Listed entries:
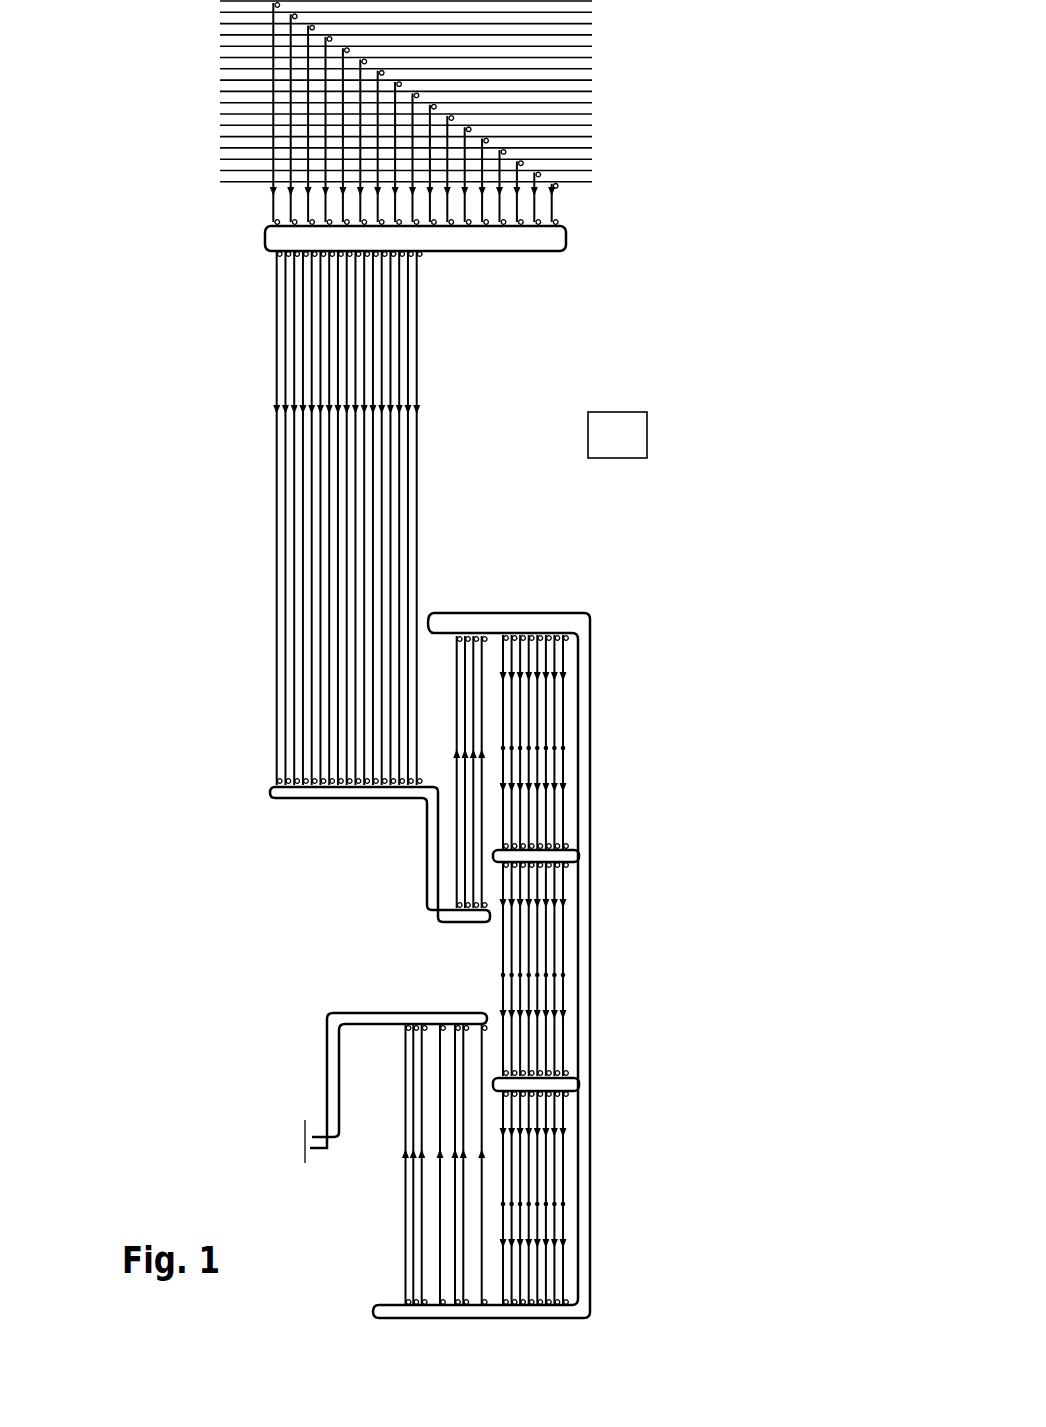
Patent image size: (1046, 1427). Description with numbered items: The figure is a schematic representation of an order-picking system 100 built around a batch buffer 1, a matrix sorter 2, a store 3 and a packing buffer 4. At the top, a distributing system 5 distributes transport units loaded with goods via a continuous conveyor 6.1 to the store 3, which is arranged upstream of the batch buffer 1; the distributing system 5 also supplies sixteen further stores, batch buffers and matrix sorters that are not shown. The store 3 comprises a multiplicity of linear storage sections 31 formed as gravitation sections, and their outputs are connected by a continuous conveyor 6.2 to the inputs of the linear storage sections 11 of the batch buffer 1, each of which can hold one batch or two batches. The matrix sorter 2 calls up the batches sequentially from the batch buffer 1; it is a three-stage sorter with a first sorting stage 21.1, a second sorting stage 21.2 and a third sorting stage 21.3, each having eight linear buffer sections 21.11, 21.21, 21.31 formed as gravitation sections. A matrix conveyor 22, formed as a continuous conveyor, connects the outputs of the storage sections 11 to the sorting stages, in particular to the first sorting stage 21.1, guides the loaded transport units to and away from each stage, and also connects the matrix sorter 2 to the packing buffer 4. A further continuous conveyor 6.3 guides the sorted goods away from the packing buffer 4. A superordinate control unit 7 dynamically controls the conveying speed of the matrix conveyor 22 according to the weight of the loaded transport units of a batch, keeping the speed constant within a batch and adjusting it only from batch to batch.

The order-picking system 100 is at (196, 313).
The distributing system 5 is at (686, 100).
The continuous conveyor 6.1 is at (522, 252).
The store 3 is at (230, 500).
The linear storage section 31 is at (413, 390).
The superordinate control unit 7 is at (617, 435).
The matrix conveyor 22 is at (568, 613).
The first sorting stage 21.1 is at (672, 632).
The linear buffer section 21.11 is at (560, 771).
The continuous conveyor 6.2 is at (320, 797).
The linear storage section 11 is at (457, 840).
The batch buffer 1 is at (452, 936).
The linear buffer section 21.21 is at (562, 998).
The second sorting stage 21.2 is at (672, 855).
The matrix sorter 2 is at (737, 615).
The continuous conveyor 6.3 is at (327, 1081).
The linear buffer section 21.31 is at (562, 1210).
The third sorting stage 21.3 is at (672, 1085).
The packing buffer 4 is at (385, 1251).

What needs to be done: Reproduce the listing above verbatim from its beginning through the line containing "The continuous conveyor 6.1 is at (522, 252).", including that line. Leave the pictures out.

Exercise response:
Patent image size: (1046, 1427). Description with numbered items: The figure is a schematic representation of an order-picking system 100 built around a batch buffer 1, a matrix sorter 2, a store 3 and a packing buffer 4. At the top, a distributing system 5 distributes transport units loaded with goods via a continuous conveyor 6.1 to the store 3, which is arranged upstream of the batch buffer 1; the distributing system 5 also supplies sixteen further stores, batch buffers and matrix sorters that are not shown. The store 3 comprises a multiplicity of linear storage sections 31 formed as gravitation sections, and their outputs are connected by a continuous conveyor 6.2 to the inputs of the linear storage sections 11 of the batch buffer 1, each of which can hold one batch or two batches. The matrix sorter 2 calls up the batches sequentially from the batch buffer 1; it is a three-stage sorter with a first sorting stage 21.1, a second sorting stage 21.2 and a third sorting stage 21.3, each having eight linear buffer sections 21.11, 21.21, 21.31 formed as gravitation sections. A matrix conveyor 22, formed as a continuous conveyor, connects the outputs of the storage sections 11 to the sorting stages, in particular to the first sorting stage 21.1, guides the loaded transport units to and away from each stage, and also connects the matrix sorter 2 to the packing buffer 4. A further continuous conveyor 6.3 guides the sorted goods away from the packing buffer 4. A superordinate control unit 7 dynamically controls the conveying speed of the matrix conveyor 22 according to the weight of the loaded transport units of a batch, keeping the speed constant within a batch and adjusting it only from batch to batch.

The order-picking system 100 is at (196, 313).
The distributing system 5 is at (686, 100).
The continuous conveyor 6.1 is at (522, 252).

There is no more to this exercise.